_What you need to do_: Repeat the whole listing exactly.

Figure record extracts
########
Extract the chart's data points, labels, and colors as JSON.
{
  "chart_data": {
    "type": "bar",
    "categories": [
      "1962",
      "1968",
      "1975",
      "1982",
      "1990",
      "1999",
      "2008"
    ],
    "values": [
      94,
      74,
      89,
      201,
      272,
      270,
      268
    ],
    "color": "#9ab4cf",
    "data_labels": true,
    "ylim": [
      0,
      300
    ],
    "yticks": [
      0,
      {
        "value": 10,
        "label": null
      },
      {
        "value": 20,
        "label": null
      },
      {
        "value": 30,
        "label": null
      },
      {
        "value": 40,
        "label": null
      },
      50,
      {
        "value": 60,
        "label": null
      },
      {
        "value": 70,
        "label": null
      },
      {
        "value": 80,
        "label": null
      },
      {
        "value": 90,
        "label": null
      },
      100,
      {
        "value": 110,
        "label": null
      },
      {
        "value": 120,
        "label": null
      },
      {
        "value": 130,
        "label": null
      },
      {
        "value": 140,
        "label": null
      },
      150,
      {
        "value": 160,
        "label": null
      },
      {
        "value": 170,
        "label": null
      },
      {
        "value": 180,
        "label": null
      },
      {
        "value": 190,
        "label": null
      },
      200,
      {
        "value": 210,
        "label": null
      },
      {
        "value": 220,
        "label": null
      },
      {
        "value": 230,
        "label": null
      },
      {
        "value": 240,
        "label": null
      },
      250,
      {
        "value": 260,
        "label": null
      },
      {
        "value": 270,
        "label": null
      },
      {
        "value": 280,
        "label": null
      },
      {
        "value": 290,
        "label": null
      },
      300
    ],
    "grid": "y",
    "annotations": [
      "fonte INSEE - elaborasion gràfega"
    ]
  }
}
########
_Full response_:
Extract the chart's data points, labels, and colors as JSON.
{
  "chart_data": {
    "type": "bar",
    "categories": [
      "1962",
      "1968",
      "1975",
      "1982",
      "1990",
      "1999",
      "2008"
    ],
    "values": [
      94,
      74,
      89,
      201,
      272,
      270,
      268
    ],
    "color": "#9ab4cf",
    "data_labels": true,
    "ylim": [
      0,
      300
    ],
    "yticks": [
      0,
      {
        "value": 10,
        "label": null
      },
      {
        "value": 20,
        "label": null
      },
      {
        "value": 30,
        "label": null
      },
      {
        "value": 40,
        "label": null
      },
      50,
      {
        "value": 60,
        "label": null
      },
      {
        "value": 70,
        "label": null
      },
      {
        "value": 80,
        "label": null
      },
      {
        "value": 90,
        "label": null
      },
      100,
      {
        "value": 110,
        "label": null
      },
      {
        "value": 120,
        "label": null
      },
      {
        "value": 130,
        "label": null
      },
      {
        "value": 140,
        "label": null
      },
      150,
      {
        "value": 160,
        "label": null
      },
      {
        "value": 170,
        "label": null
      },
      {
        "value": 180,
        "label": null
      },
      {
        "value": 190,
        "label": null
      },
      200,
      {
        "value": 210,
        "label": null
      },
      {
        "value": 220,
        "label": null
      },
      {
        "value": 230,
        "label": null
      },
      {
        "value": 240,
        "label": null
      },
      250,
      {
        "value": 260,
        "label": null
      },
      {
        "value": 270,
        "label": null
      },
      {
        "value": 280,
        "label": null
      },
      {
        "value": 290,
        "label": null
      },
      300
    ],
    "grid": "y",
    "annotations": [
      "fonte INSEE - elaborasion gràfega"
    ]
  }
}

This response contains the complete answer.